[Figure content listings]
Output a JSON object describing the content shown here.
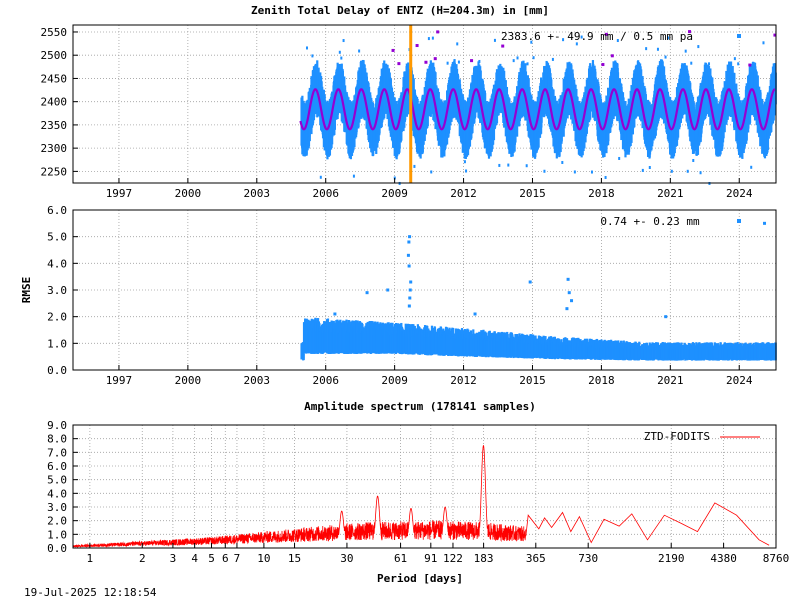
{
  "colors": {
    "ztd": "#1e90ff",
    "model": "#9400d3",
    "marker": "#ff9900",
    "spectrum": "#ff0000",
    "grid": "#a0a0a0"
  },
  "timestamp": "19-Jul-2025 12:18:54",
  "chart_data": [
    {
      "type": "scatter",
      "title": "Zenith Total Delay of ENTZ (H=204.3m) in [mm]",
      "xlabel": "",
      "ylabel": "",
      "xlim": [
        1995.0,
        2025.6
      ],
      "ylim": [
        2225,
        2565
      ],
      "xticks": [
        {
          "v": 1997,
          "label": "1997"
        },
        {
          "v": 2000,
          "label": "2000"
        },
        {
          "v": 2003,
          "label": "2003"
        },
        {
          "v": 2006,
          "label": "2006"
        },
        {
          "v": 2009,
          "label": "2009"
        },
        {
          "v": 2012,
          "label": "2012"
        },
        {
          "v": 2015,
          "label": "2015"
        },
        {
          "v": 2018,
          "label": "2018"
        },
        {
          "v": 2021,
          "label": "2021"
        },
        {
          "v": 2024,
          "label": "2024"
        }
      ],
      "yticks": [
        {
          "v": 2250,
          "label": "2250"
        },
        {
          "v": 2300,
          "label": "2300"
        },
        {
          "v": 2350,
          "label": "2350"
        },
        {
          "v": 2400,
          "label": "2400"
        },
        {
          "v": 2450,
          "label": "2450"
        },
        {
          "v": 2500,
          "label": "2500"
        },
        {
          "v": 2550,
          "label": "2550"
        }
      ],
      "annotation": "2383.6 +-  49.9 mm /  0.5 mm pa",
      "data_start": 2004.9,
      "data_end": 2025.55,
      "mean": 2383.6,
      "seasonal_amplitude": 45,
      "band_halfwidth_typical": 55,
      "marker_epoch": 2009.7,
      "series": [
        {
          "name": "ZTD",
          "kind": "points"
        },
        {
          "name": "Model",
          "kind": "line",
          "mean": 2383.6,
          "amplitude": 43,
          "trend_mm_pa": 0.5
        }
      ]
    },
    {
      "type": "scatter",
      "title": "",
      "xlabel": "",
      "ylabel": "RMSE",
      "xlim": [
        1995.0,
        2025.6
      ],
      "ylim": [
        0,
        6
      ],
      "xticks": [
        {
          "v": 1997,
          "label": "1997"
        },
        {
          "v": 2000,
          "label": "2000"
        },
        {
          "v": 2003,
          "label": "2003"
        },
        {
          "v": 2006,
          "label": "2006"
        },
        {
          "v": 2009,
          "label": "2009"
        },
        {
          "v": 2012,
          "label": "2012"
        },
        {
          "v": 2015,
          "label": "2015"
        },
        {
          "v": 2018,
          "label": "2018"
        },
        {
          "v": 2021,
          "label": "2021"
        },
        {
          "v": 2024,
          "label": "2024"
        }
      ],
      "yticks": [
        {
          "v": 0,
          "label": "0.0"
        },
        {
          "v": 1,
          "label": "1.0"
        },
        {
          "v": 2,
          "label": "2.0"
        },
        {
          "v": 3,
          "label": "3.0"
        },
        {
          "v": 4,
          "label": "4.0"
        },
        {
          "v": 5,
          "label": "5.0"
        },
        {
          "v": 6,
          "label": "6.0"
        }
      ],
      "annotation": "0.74 +-  0.23 mm",
      "data_start": 2004.9,
      "data_end": 2025.55,
      "band": [
        {
          "x": 2005.0,
          "lo": 0.6,
          "hi": 1.9
        },
        {
          "x": 2009.0,
          "lo": 0.6,
          "hi": 1.7
        },
        {
          "x": 2012.0,
          "lo": 0.5,
          "hi": 1.5
        },
        {
          "x": 2016.0,
          "lo": 0.4,
          "hi": 1.2
        },
        {
          "x": 2020.0,
          "lo": 0.35,
          "hi": 1.0
        },
        {
          "x": 2025.5,
          "lo": 0.35,
          "hi": 1.0
        }
      ],
      "outliers": [
        {
          "x": 2009.65,
          "y": 5.0
        },
        {
          "x": 2009.62,
          "y": 4.8
        },
        {
          "x": 2009.6,
          "y": 4.3
        },
        {
          "x": 2009.63,
          "y": 3.9
        },
        {
          "x": 2009.7,
          "y": 3.3
        },
        {
          "x": 2009.68,
          "y": 3.0
        },
        {
          "x": 2009.66,
          "y": 2.7
        },
        {
          "x": 2009.64,
          "y": 2.4
        },
        {
          "x": 2007.8,
          "y": 2.9
        },
        {
          "x": 2008.7,
          "y": 3.0
        },
        {
          "x": 2014.9,
          "y": 3.3
        },
        {
          "x": 2016.55,
          "y": 3.4
        },
        {
          "x": 2016.6,
          "y": 2.9
        },
        {
          "x": 2016.7,
          "y": 2.6
        },
        {
          "x": 2016.5,
          "y": 2.3
        },
        {
          "x": 2020.8,
          "y": 2.0
        },
        {
          "x": 2012.5,
          "y": 2.1
        },
        {
          "x": 2006.4,
          "y": 2.1
        },
        {
          "x": 2025.1,
          "y": 5.5
        }
      ]
    },
    {
      "type": "line",
      "title": "Amplitude spectrum (178141 samples)",
      "xlabel": "Period [days]",
      "ylabel": "",
      "xscale": "log",
      "xlim": [
        0.8,
        8760
      ],
      "ylim": [
        0,
        9
      ],
      "legend": "ZTD-FODITS",
      "legend_position": "top-right",
      "xticks": [
        {
          "v": 1,
          "label": "1"
        },
        {
          "v": 2,
          "label": "2"
        },
        {
          "v": 3,
          "label": "3"
        },
        {
          "v": 4,
          "label": "4"
        },
        {
          "v": 5,
          "label": "5"
        },
        {
          "v": 6,
          "label": "6"
        },
        {
          "v": 7,
          "label": "7"
        },
        {
          "v": 10,
          "label": "10"
        },
        {
          "v": 15,
          "label": "15"
        },
        {
          "v": 30,
          "label": "30"
        },
        {
          "v": 61,
          "label": "61"
        },
        {
          "v": 91,
          "label": "91"
        },
        {
          "v": 122,
          "label": "122"
        },
        {
          "v": 183,
          "label": "183"
        },
        {
          "v": 365,
          "label": "365"
        },
        {
          "v": 730,
          "label": "730"
        },
        {
          "v": 2190,
          "label": "2190"
        },
        {
          "v": 4380,
          "label": "4380"
        },
        {
          "v": 8760,
          "label": "8760"
        }
      ],
      "yticks": [
        {
          "v": 0,
          "label": "0.0"
        },
        {
          "v": 1,
          "label": "1.0"
        },
        {
          "v": 2,
          "label": "2.0"
        },
        {
          "v": 3,
          "label": "3.0"
        },
        {
          "v": 4,
          "label": "4.0"
        },
        {
          "v": 5,
          "label": "5.0"
        },
        {
          "v": 6,
          "label": "6.0"
        },
        {
          "v": 7,
          "label": "7.0"
        },
        {
          "v": 8,
          "label": "8.0"
        },
        {
          "v": 9,
          "label": "9.0"
        }
      ],
      "envelope": [
        {
          "p": 0.8,
          "a": 0.2
        },
        {
          "p": 2,
          "a": 0.5
        },
        {
          "p": 5,
          "a": 0.8
        },
        {
          "p": 10,
          "a": 1.2
        },
        {
          "p": 20,
          "a": 1.6
        },
        {
          "p": 40,
          "a": 1.9
        },
        {
          "p": 100,
          "a": 2.0
        },
        {
          "p": 180,
          "a": 1.9
        },
        {
          "p": 300,
          "a": 1.6
        }
      ],
      "peaks": [
        {
          "p": 182.6,
          "a": 7.5
        },
        {
          "p": 45,
          "a": 3.8
        },
        {
          "p": 28,
          "a": 2.7
        },
        {
          "p": 70,
          "a": 2.9
        },
        {
          "p": 110,
          "a": 3.0
        },
        {
          "p": 500,
          "a": 2.6
        }
      ],
      "tail": [
        {
          "p": 330,
          "a": 2.4
        },
        {
          "p": 380,
          "a": 1.4
        },
        {
          "p": 410,
          "a": 2.2
        },
        {
          "p": 450,
          "a": 1.5
        },
        {
          "p": 520,
          "a": 2.6
        },
        {
          "p": 580,
          "a": 1.2
        },
        {
          "p": 650,
          "a": 2.3
        },
        {
          "p": 760,
          "a": 0.4
        },
        {
          "p": 900,
          "a": 2.1
        },
        {
          "p": 1100,
          "a": 1.6
        },
        {
          "p": 1300,
          "a": 2.5
        },
        {
          "p": 1600,
          "a": 0.6
        },
        {
          "p": 2000,
          "a": 2.4
        },
        {
          "p": 2500,
          "a": 1.8
        },
        {
          "p": 3100,
          "a": 1.2
        },
        {
          "p": 3900,
          "a": 3.3
        },
        {
          "p": 5200,
          "a": 2.4
        },
        {
          "p": 7000,
          "a": 0.6
        },
        {
          "p": 8000,
          "a": 0.2
        }
      ]
    }
  ]
}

# WORK TO COMPLETE
Using the listing above, pull out all lines that hold the word "annotation".

# REPLY
      "annotation": "2383.6 +-  49.9 mm /  0.5 mm pa",
      "annotation": "0.74 +-  0.23 mm",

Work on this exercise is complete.